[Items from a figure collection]
--- Begin ---

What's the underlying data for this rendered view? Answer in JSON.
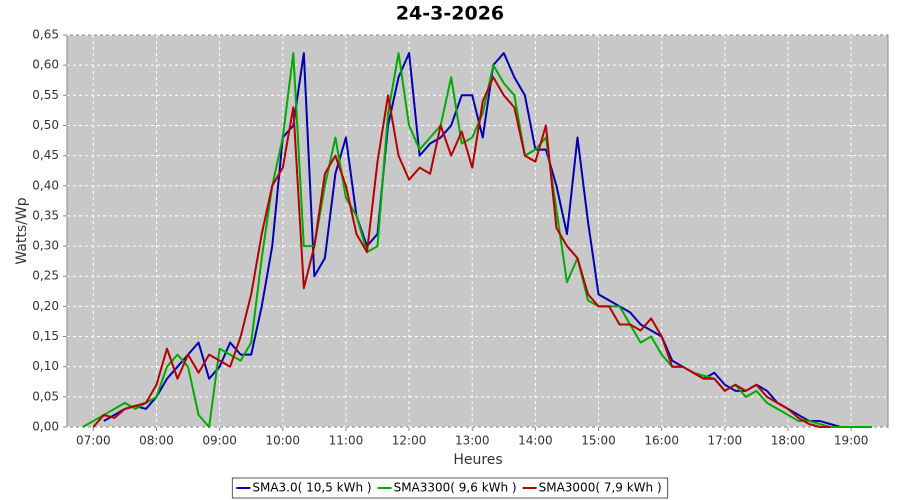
{
  "chart_data": {
    "type": "line",
    "title": "24-3-2026",
    "x_label": "Heures",
    "y_label": "Watts/Wp",
    "grid": true,
    "legend": "bottom",
    "xlim": [
      "06:35",
      "19:35"
    ],
    "xticks": [
      "07:00",
      "08:00",
      "09:00",
      "10:00",
      "11:00",
      "12:00",
      "13:00",
      "14:00",
      "15:00",
      "16:00",
      "17:00",
      "18:00",
      "19:00"
    ],
    "ylim": [
      0,
      0.65
    ],
    "yticks": [
      {
        "value": 0,
        "label": "0,00"
      },
      {
        "value": 0.05,
        "label": "0,05"
      },
      {
        "value": 0.1,
        "label": "0,10"
      },
      {
        "value": 0.15,
        "label": "0,15"
      },
      {
        "value": 0.2,
        "label": "0,20"
      },
      {
        "value": 0.25,
        "label": "0,25"
      },
      {
        "value": 0.3,
        "label": "0,30"
      },
      {
        "value": 0.35,
        "label": "0,35"
      },
      {
        "value": 0.4,
        "label": "0,40"
      },
      {
        "value": 0.45,
        "label": "0,45"
      },
      {
        "value": 0.5,
        "label": "0,50"
      },
      {
        "value": 0.55,
        "label": "0,55"
      },
      {
        "value": 0.6,
        "label": "0,60"
      },
      {
        "value": 0.65,
        "label": "0,65"
      }
    ],
    "x": [
      "06:50",
      "07:00",
      "07:10",
      "07:20",
      "07:30",
      "07:40",
      "07:50",
      "08:00",
      "08:10",
      "08:20",
      "08:30",
      "08:40",
      "08:50",
      "09:00",
      "09:10",
      "09:20",
      "09:30",
      "09:40",
      "09:50",
      "10:00",
      "10:10",
      "10:20",
      "10:30",
      "10:40",
      "10:50",
      "11:00",
      "11:10",
      "11:20",
      "11:30",
      "11:40",
      "11:50",
      "12:00",
      "12:10",
      "12:20",
      "12:30",
      "12:40",
      "12:50",
      "13:00",
      "13:10",
      "13:20",
      "13:30",
      "13:40",
      "13:50",
      "14:00",
      "14:10",
      "14:20",
      "14:30",
      "14:40",
      "14:50",
      "15:00",
      "15:10",
      "15:20",
      "15:30",
      "15:40",
      "15:50",
      "16:00",
      "16:10",
      "16:20",
      "16:30",
      "16:40",
      "16:50",
      "17:00",
      "17:10",
      "17:20",
      "17:30",
      "17:40",
      "17:50",
      "18:00",
      "18:10",
      "18:20",
      "18:30",
      "18:40",
      "18:50",
      "19:00",
      "19:10",
      "19:20"
    ],
    "series": [
      {
        "name": "SMA3.0( 10,5 kWh )",
        "color": "#0000b4",
        "values": [
          null,
          null,
          0.01,
          0.02,
          0.03,
          0.035,
          0.03,
          0.05,
          0.08,
          0.1,
          0.12,
          0.14,
          0.08,
          0.1,
          0.14,
          0.12,
          0.12,
          0.2,
          0.3,
          0.48,
          0.5,
          0.62,
          0.25,
          0.28,
          0.42,
          0.48,
          0.35,
          0.3,
          0.32,
          0.5,
          0.58,
          0.62,
          0.45,
          0.47,
          0.48,
          0.5,
          0.55,
          0.55,
          0.48,
          0.6,
          0.62,
          0.58,
          0.55,
          0.46,
          0.46,
          0.4,
          0.32,
          0.48,
          0.34,
          0.22,
          0.21,
          0.2,
          0.19,
          0.17,
          0.16,
          0.15,
          0.11,
          0.1,
          0.09,
          0.08,
          0.09,
          0.07,
          0.06,
          0.06,
          0.07,
          0.06,
          0.04,
          0.03,
          0.02,
          0.01,
          0.01,
          0.005,
          0,
          null,
          null,
          null
        ]
      },
      {
        "name": "SMA3300( 9,6 kWh )",
        "color": "#00aa00",
        "values": [
          0,
          0.01,
          0.02,
          0.03,
          0.04,
          0.03,
          0.04,
          0.05,
          0.1,
          0.12,
          0.1,
          0.02,
          0,
          0.13,
          0.12,
          0.11,
          0.14,
          0.28,
          0.4,
          0.48,
          0.62,
          0.3,
          0.3,
          0.4,
          0.48,
          0.38,
          0.35,
          0.29,
          0.3,
          0.52,
          0.62,
          0.5,
          0.46,
          0.48,
          0.5,
          0.58,
          0.47,
          0.48,
          0.52,
          0.6,
          0.57,
          0.55,
          0.45,
          0.46,
          0.48,
          0.36,
          0.24,
          0.28,
          0.21,
          0.2,
          0.2,
          0.2,
          0.17,
          0.14,
          0.15,
          0.12,
          0.1,
          0.1,
          0.09,
          0.085,
          0.08,
          0.06,
          0.07,
          0.05,
          0.06,
          0.04,
          0.03,
          0.02,
          0.01,
          0.01,
          0.005,
          0,
          0,
          0,
          0,
          0
        ]
      },
      {
        "name": "SMA3000( 7,9 kWh )",
        "color": "#b40000",
        "values": [
          null,
          0,
          0.02,
          0.015,
          0.03,
          0.035,
          0.04,
          0.07,
          0.13,
          0.08,
          0.12,
          0.09,
          0.12,
          0.11,
          0.1,
          0.15,
          0.22,
          0.32,
          0.4,
          0.43,
          0.53,
          0.23,
          0.3,
          0.42,
          0.45,
          0.4,
          0.32,
          0.29,
          0.44,
          0.55,
          0.45,
          0.41,
          0.43,
          0.42,
          0.5,
          0.45,
          0.49,
          0.43,
          0.54,
          0.58,
          0.55,
          0.53,
          0.45,
          0.44,
          0.5,
          0.33,
          0.3,
          0.28,
          0.22,
          0.2,
          0.2,
          0.17,
          0.17,
          0.16,
          0.18,
          0.15,
          0.1,
          0.1,
          0.09,
          0.08,
          0.08,
          0.06,
          0.07,
          0.06,
          0.07,
          0.05,
          0.04,
          0.03,
          0.015,
          0.005,
          0,
          0,
          null,
          null,
          null,
          null
        ]
      }
    ]
  }
}
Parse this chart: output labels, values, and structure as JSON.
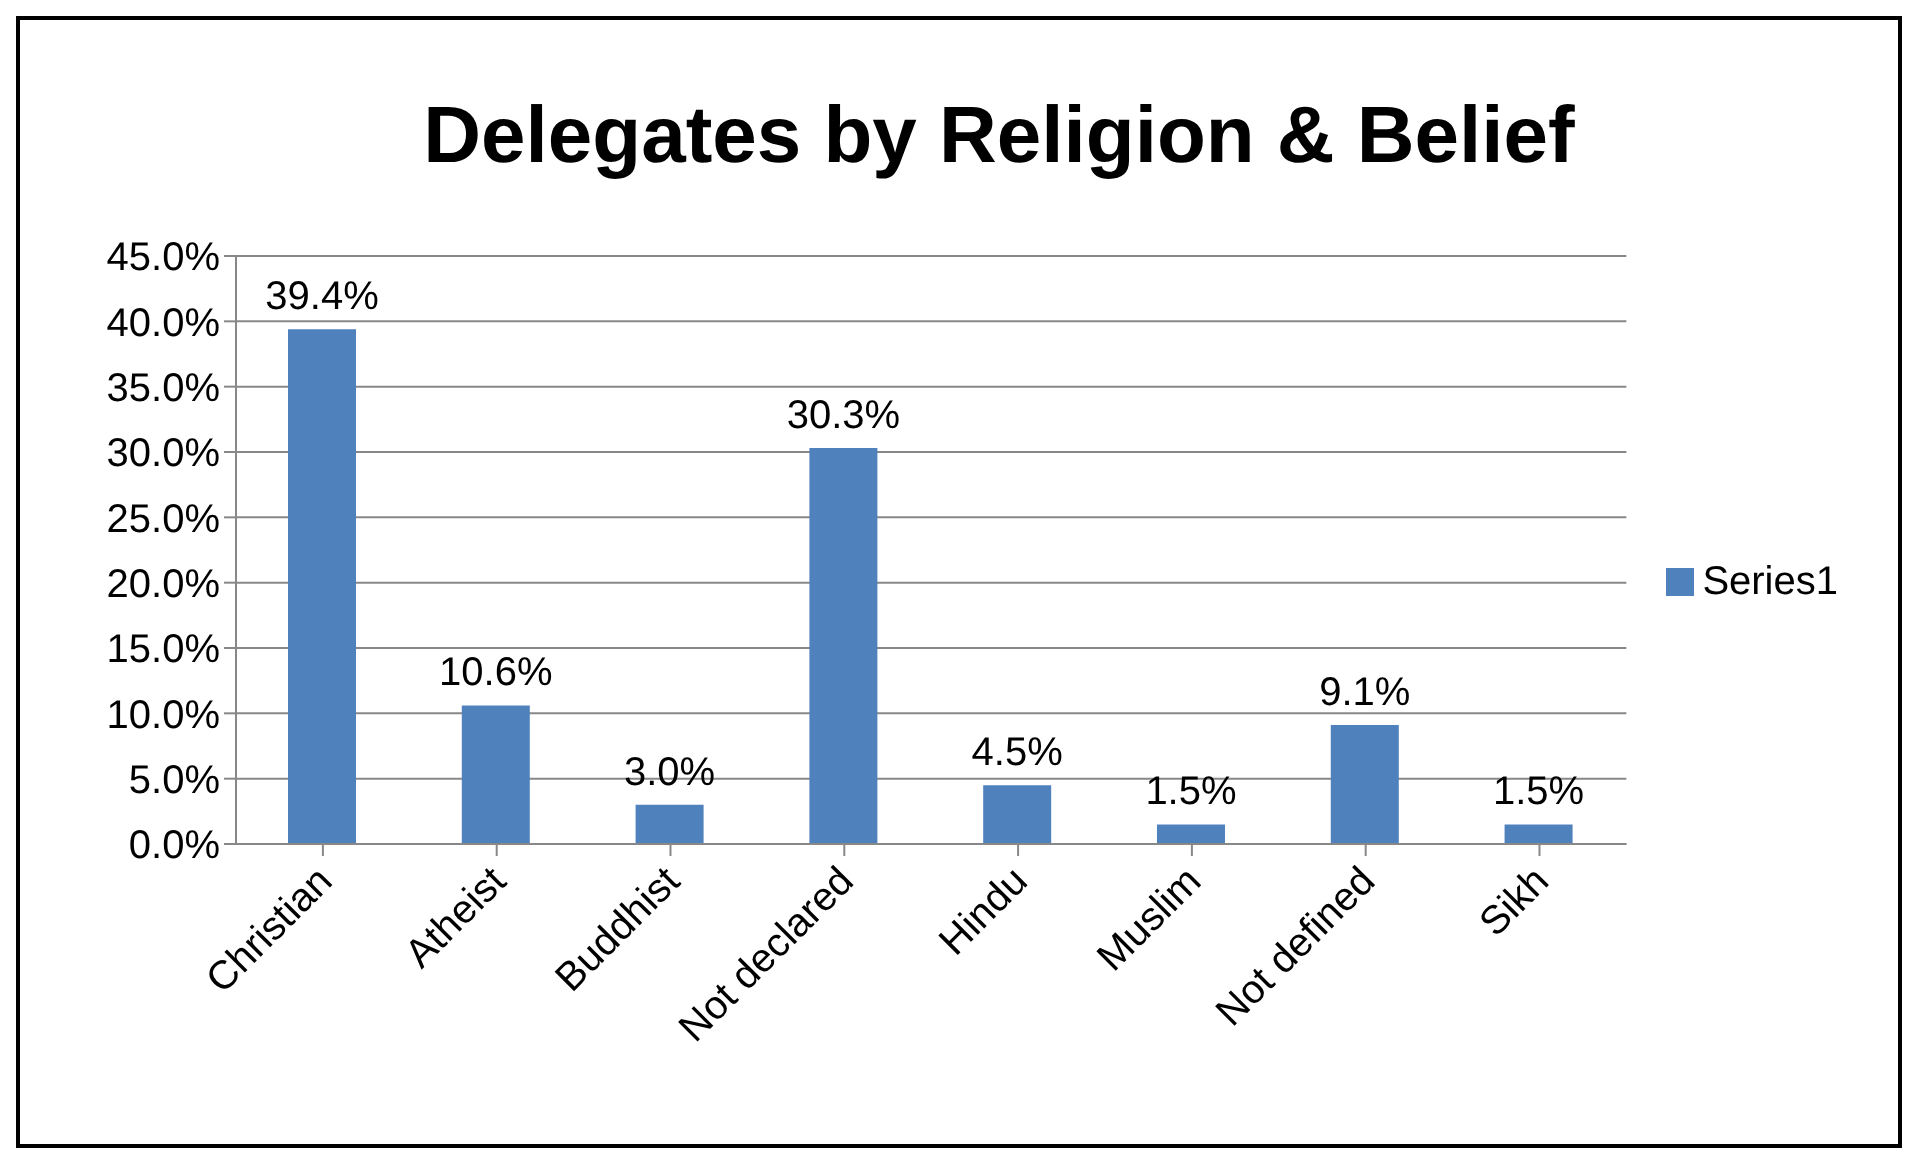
{
  "chart_data": {
    "type": "bar",
    "title": "Delegates by Religion & Belief",
    "categories": [
      "Christian",
      "Atheist",
      "Buddhist",
      "Not declared",
      "Hindu",
      "Muslim",
      "Not defined",
      "Sikh"
    ],
    "series": [
      {
        "name": "Series1",
        "color": "#4f81bd",
        "values": [
          39.4,
          10.6,
          3.0,
          30.3,
          4.5,
          1.5,
          9.1,
          1.5
        ],
        "value_labels": [
          "39.4%",
          "10.6%",
          "3.0%",
          "30.3%",
          "4.5%",
          "1.5%",
          "9.1%",
          "1.5%"
        ]
      }
    ],
    "ylim": [
      0,
      45
    ],
    "yticks": [
      {
        "value": 0,
        "label": "0.0%"
      },
      {
        "value": 5,
        "label": "5.0%"
      },
      {
        "value": 10,
        "label": "10.0%"
      },
      {
        "value": 15,
        "label": "15.0%"
      },
      {
        "value": 20,
        "label": "20.0%"
      },
      {
        "value": 25,
        "label": "25.0%"
      },
      {
        "value": 30,
        "label": "30.0%"
      },
      {
        "value": 35,
        "label": "35.0%"
      },
      {
        "value": 40,
        "label": "40.0%"
      },
      {
        "value": 45,
        "label": "45.0%"
      }
    ],
    "grid": "y",
    "legend": "right"
  }
}
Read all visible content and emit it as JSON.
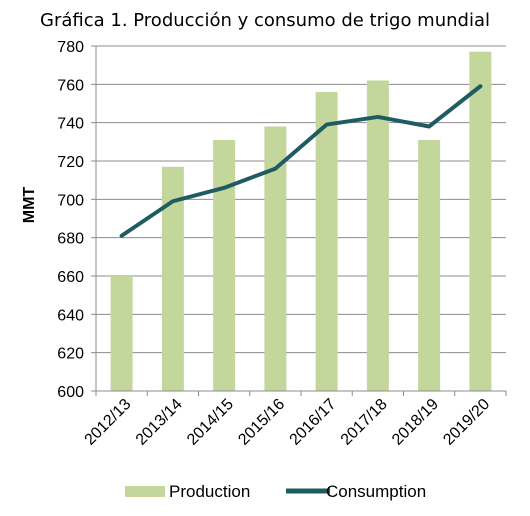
{
  "chart_data": {
    "type": "bar",
    "title": "Gráfica 1. Producción y consumo de trigo mundial",
    "xlabel": "",
    "ylabel": "MMT",
    "ylim": [
      600,
      780
    ],
    "yticks": [
      600,
      620,
      640,
      660,
      680,
      700,
      720,
      740,
      760,
      780
    ],
    "categories": [
      "2012/13",
      "2013/14",
      "2014/15",
      "2015/16",
      "2016/17",
      "2017/18",
      "2018/19",
      "2019/20"
    ],
    "series": [
      {
        "name": "Production",
        "type": "bar",
        "color": "#c3d69b",
        "values": [
          660,
          717,
          731,
          738,
          756,
          762,
          731,
          777
        ]
      },
      {
        "name": "Consumption",
        "type": "line",
        "color": "#1f5c61",
        "values": [
          681,
          699,
          706,
          716,
          739,
          743,
          738,
          759
        ]
      }
    ],
    "grid": true,
    "legend": "bottom"
  }
}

--- End ---

◆ WRITTEN INSTRUCTION
Select from the material above each line in which the string "title" appears, and list those lines.

◆ OUTPUT OF THE TASK
    "title": "24-3-2026",
    "title": "Delegates by Religion & Belief",
    "title": "Gráfica 1. Producción y consumo de trigo mundial",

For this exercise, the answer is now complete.